(INSTRUCTION) List all lines of the data containing the word "一线职工的思想意识".

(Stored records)
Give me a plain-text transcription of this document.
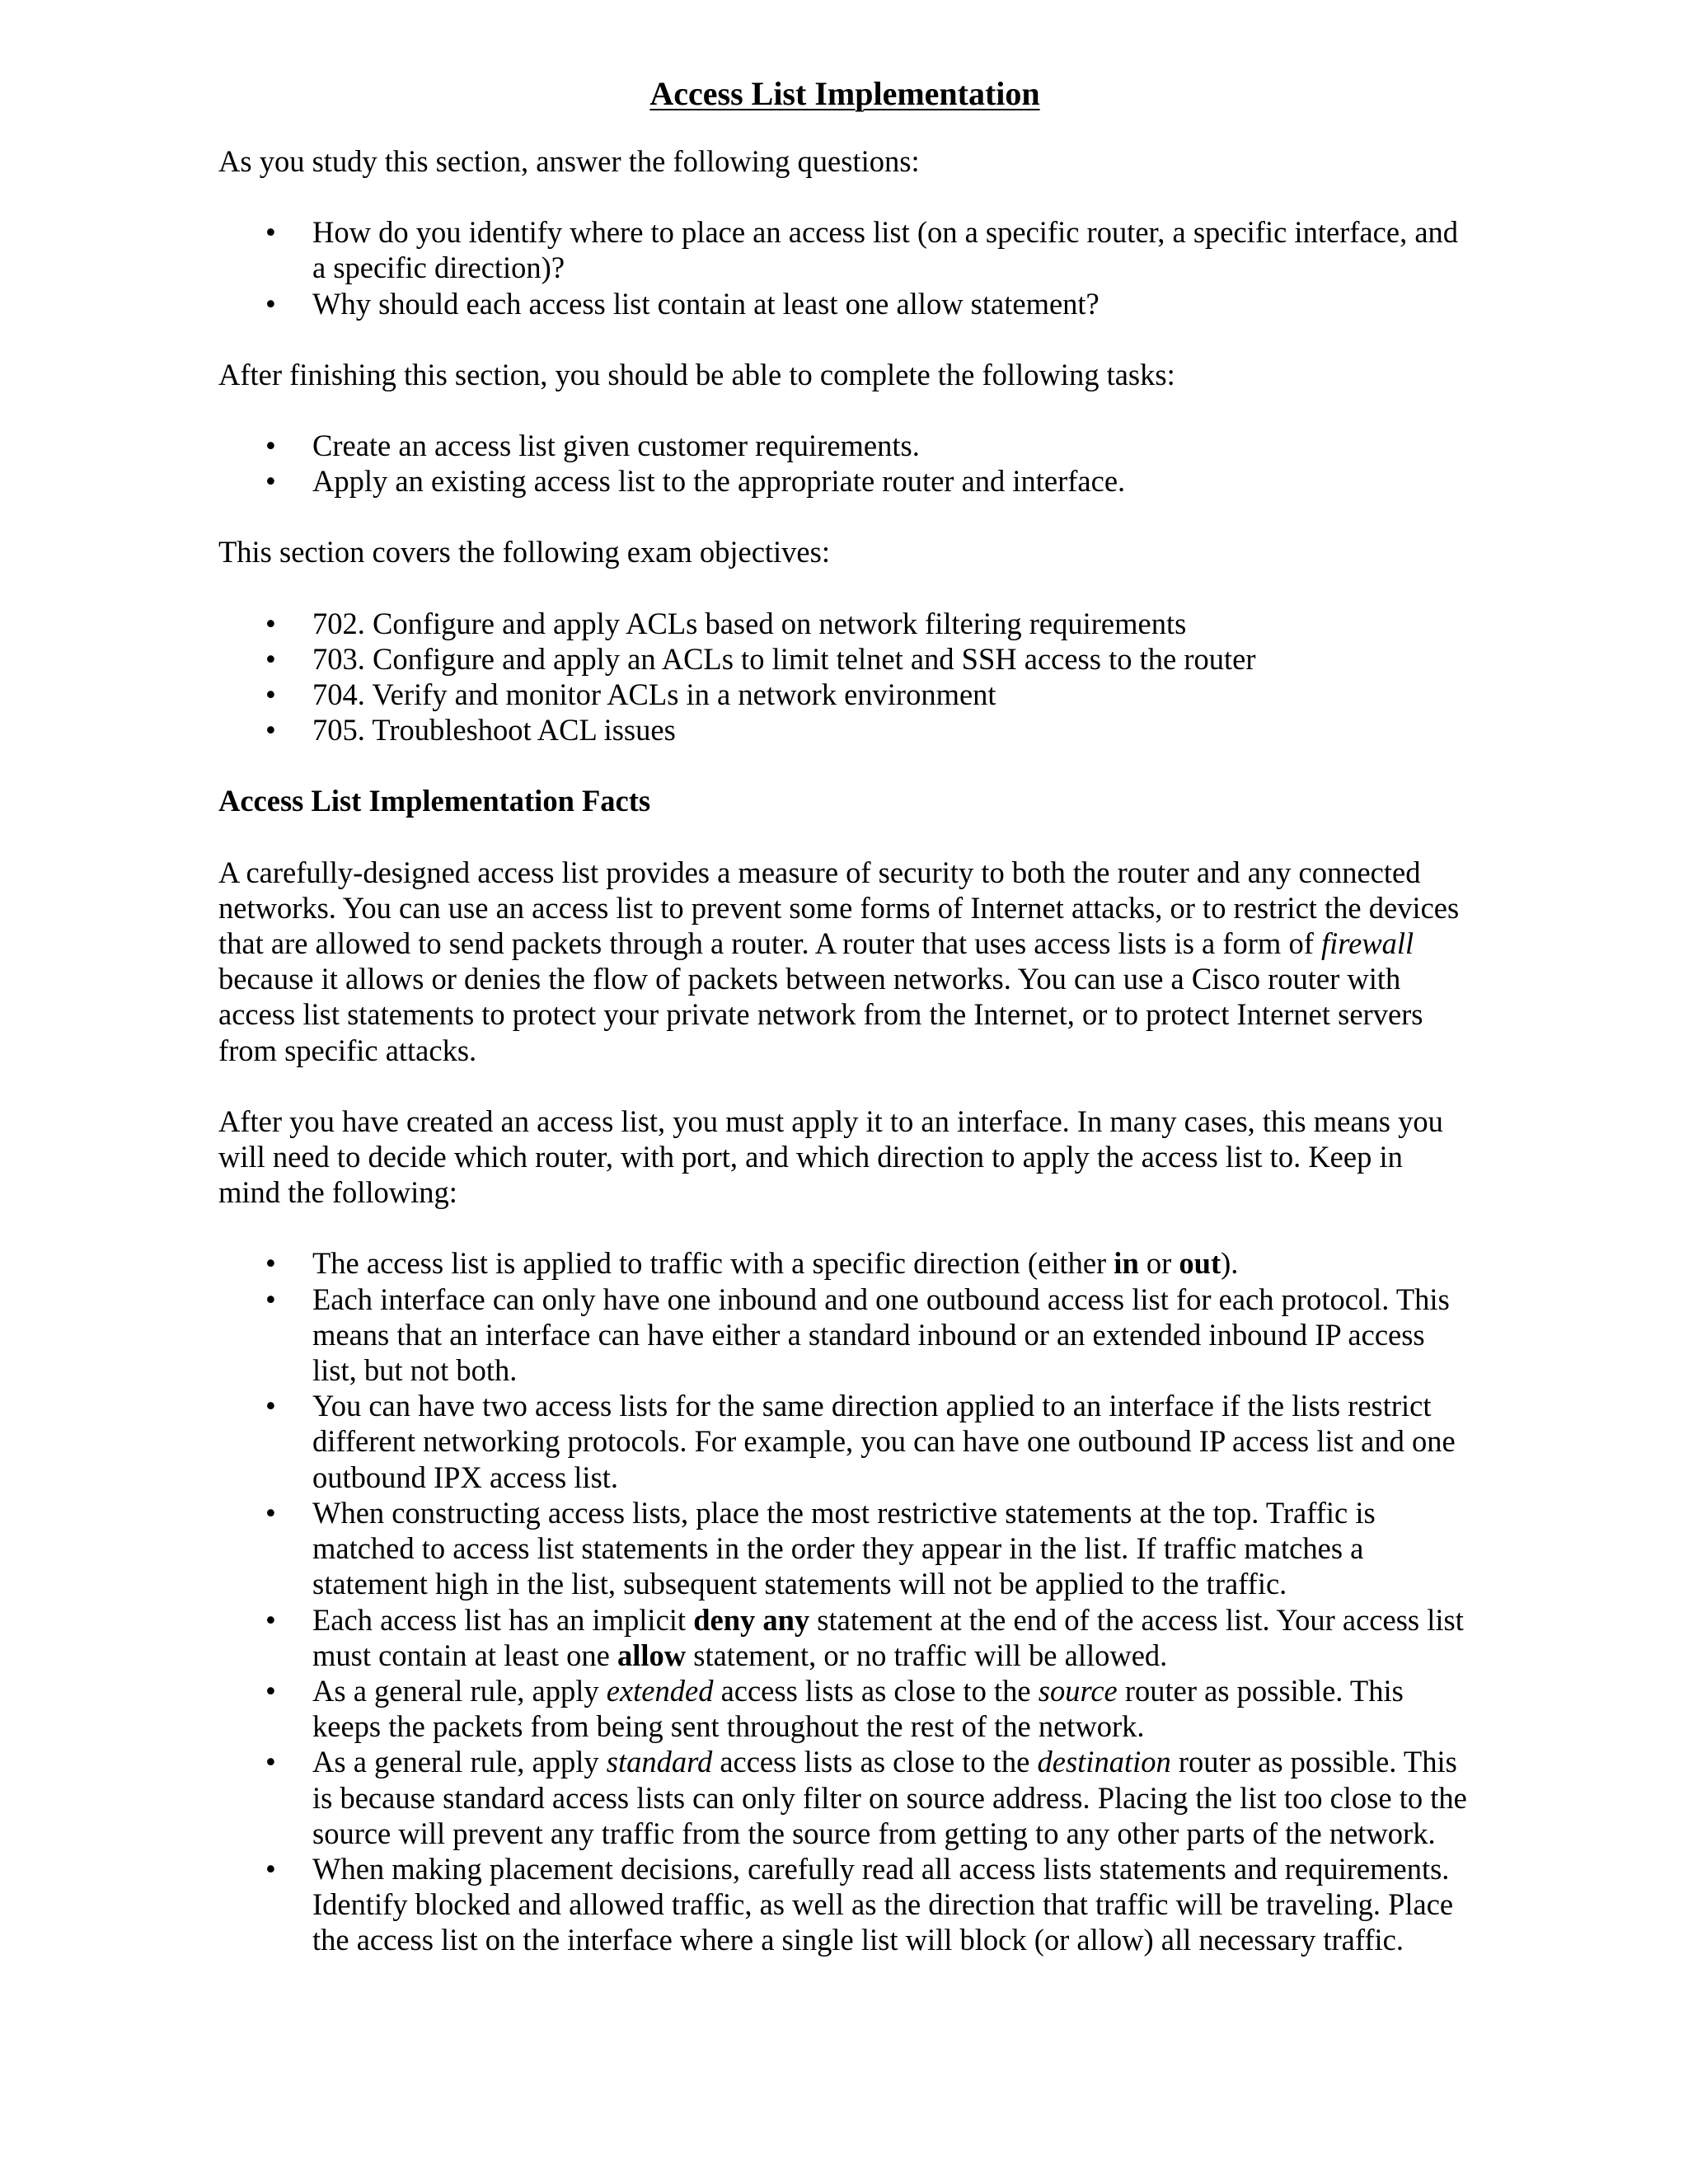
Access List Implementation

As you study this section, answer the following questions:

• How do you identify where to place an access list (on a specific router, a specific interface, and a specific direction)?
• Why should each access list contain at least one allow statement?

After finishing this section, you should be able to complete the following tasks:

• Create an access list given customer requirements.
• Apply an existing access list to the appropriate router and interface.

This section covers the following exam objectives:

• 702. Configure and apply ACLs based on network filtering requirements
• 703. Configure and apply an ACLs to limit telnet and SSH access to the router
• 704. Verify and monitor ACLs in a network environment
• 705. Troubleshoot ACL issues

Access List Implementation Facts

A carefully-designed access list provides a measure of security to both the router and any connected networks. You can use an access list to prevent some forms of Internet attacks, or to restrict the devices that are allowed to send packets through a router. A router that uses access lists is a form of firewall because it allows or denies the flow of packets between networks. You can use a Cisco router with access list statements to protect your private network from the Internet, or to protect Internet servers from specific attacks.

After you have created an access list, you must apply it to an interface. In many cases, this means you will need to decide which router, with port, and which direction to apply the access list to. Keep in mind the following:

• The access list is applied to traffic with a specific direction (either in or out).
• Each interface can only have one inbound and one outbound access list for each protocol. This means that an interface can have either a standard inbound or an extended inbound IP access list, but not both.
• You can have two access lists for the same direction applied to an interface if the lists restrict different networking protocols. For example, you can have one outbound IP access list and one outbound IPX access list.
• When constructing access lists, place the most restrictive statements at the top. Traffic is matched to access list statements in the order they appear in the list. If traffic matches a statement high in the list, subsequent statements will not be applied to the traffic.
• Each access list has an implicit deny any statement at the end of the access list. Your access list must contain at least one allow statement, or no traffic will be allowed.
• As a general rule, apply extended access lists as close to the source router as possible. This keeps the packets from being sent throughout the rest of the network.
• As a general rule, apply standard access lists as close to the destination router as possible. This is because standard access lists can only filter on source address. Placing the list too close to the source will prevent any traffic from the source from getting to any other parts of the network.
• When making placement decisions, carefully read all access lists statements and requirements. Identify blocked and allowed traffic, as well as the direction that traffic will be traveling. Place the access list on the interface where a single list will block (or allow) all necessary traffic.
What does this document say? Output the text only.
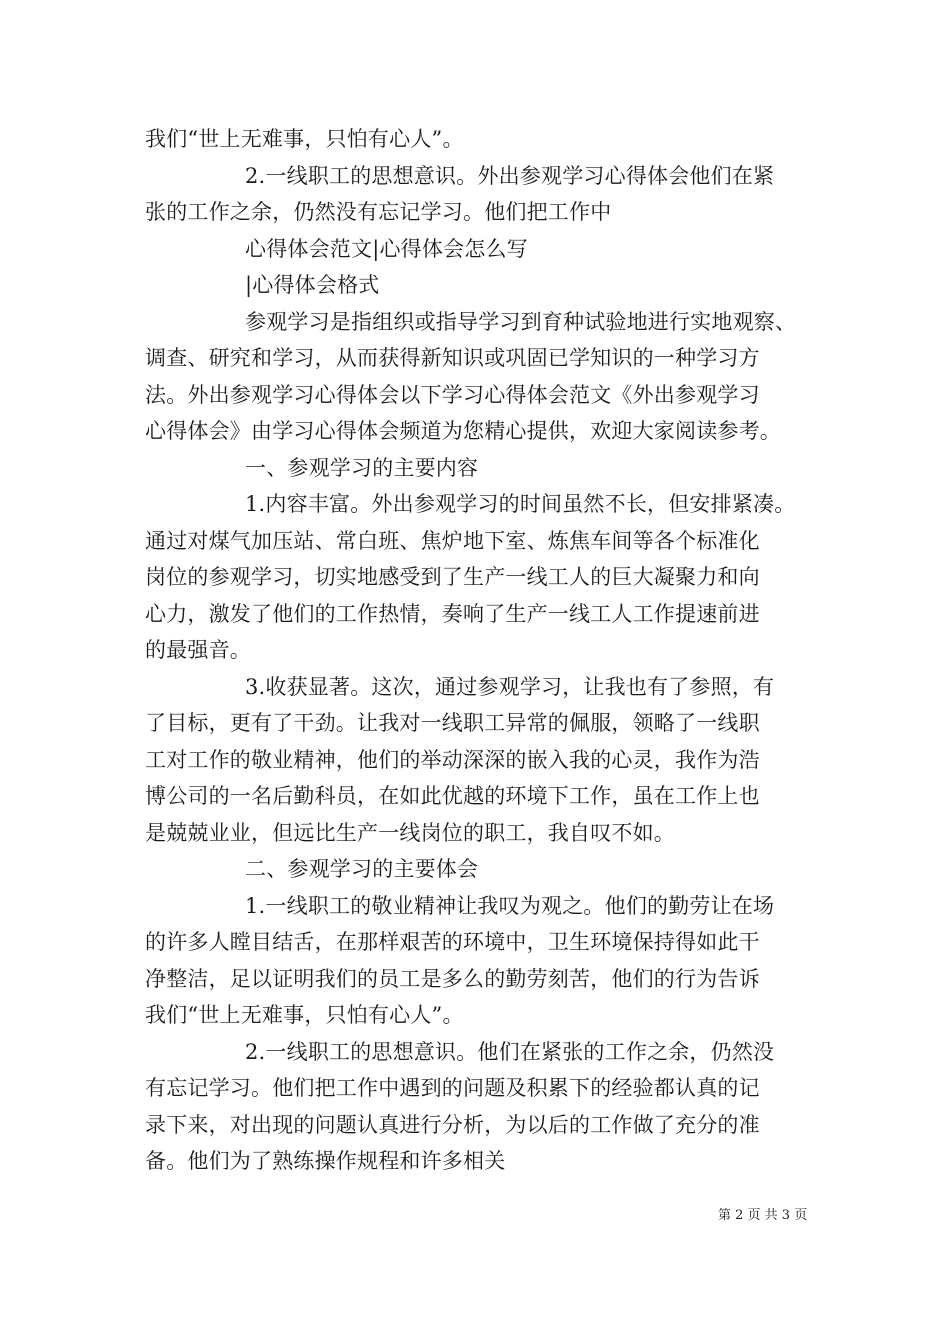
我们“世上无难事，只怕有心人”。
2.一线职工的思想意识。外出参观学习心得体会他们在紧
张的工作之余，仍然没有忘记学习。他们把工作中
心得体会范文|心得体会怎么写
|心得体会格式
参观学习是指组织或指导学习到育种试验地进行实地观察、
调查、研究和学习，从而获得新知识或巩固已学知识的一种学习方
法。外出参观学习心得体会以下学习心得体会范文《外出参观学习
心得体会》由学习心得体会频道为您精心提供，欢迎大家阅读参考。
一、参观学习的主要内容
1.内容丰富。外出参观学习的时间虽然不长，但安排紧凑。
通过对煤气加压站、常白班、焦炉地下室、炼焦车间等各个标准化
岗位的参观学习，切实地感受到了生产一线工人的巨大凝聚力和向
心力，激发了他们的工作热情，奏响了生产一线工人工作提速前进
的最强音。
3.收获显著。这次，通过参观学习，让我也有了参照，有
了目标，更有了干劲。让我对一线职工异常的佩服，领略了一线职
工对工作的敬业精神，他们的举动深深的嵌入我的心灵，我作为浩
博公司的一名后勤科员，在如此优越的环境下工作，虽在工作上也
是兢兢业业，但远比生产一线岗位的职工，我自叹不如。
二、参观学习的主要体会
1.一线职工的敬业精神让我叹为观之。他们的勤劳让在场
的许多人瞠目结舌，在那样艰苦的环境中，卫生环境保持得如此干
净整洁，足以证明我们的员工是多么的勤劳刻苦，他们的行为告诉
我们“世上无难事，只怕有心人”。
2.一线职工的思想意识。他们在紧张的工作之余，仍然没
有忘记学习。他们把工作中遇到的问题及积累下的经验都认真的记
录下来，对出现的问题认真进行分析，为以后的工作做了充分的准
备。他们为了熟练操作规程和许多相关
第 2 页 共 3 页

(RESPONSE TO THE EXERCISE)
2.一线职工的思想意识。外出参观学习心得体会他们在紧
2.一线职工的思想意识。他们在紧张的工作之余，仍然没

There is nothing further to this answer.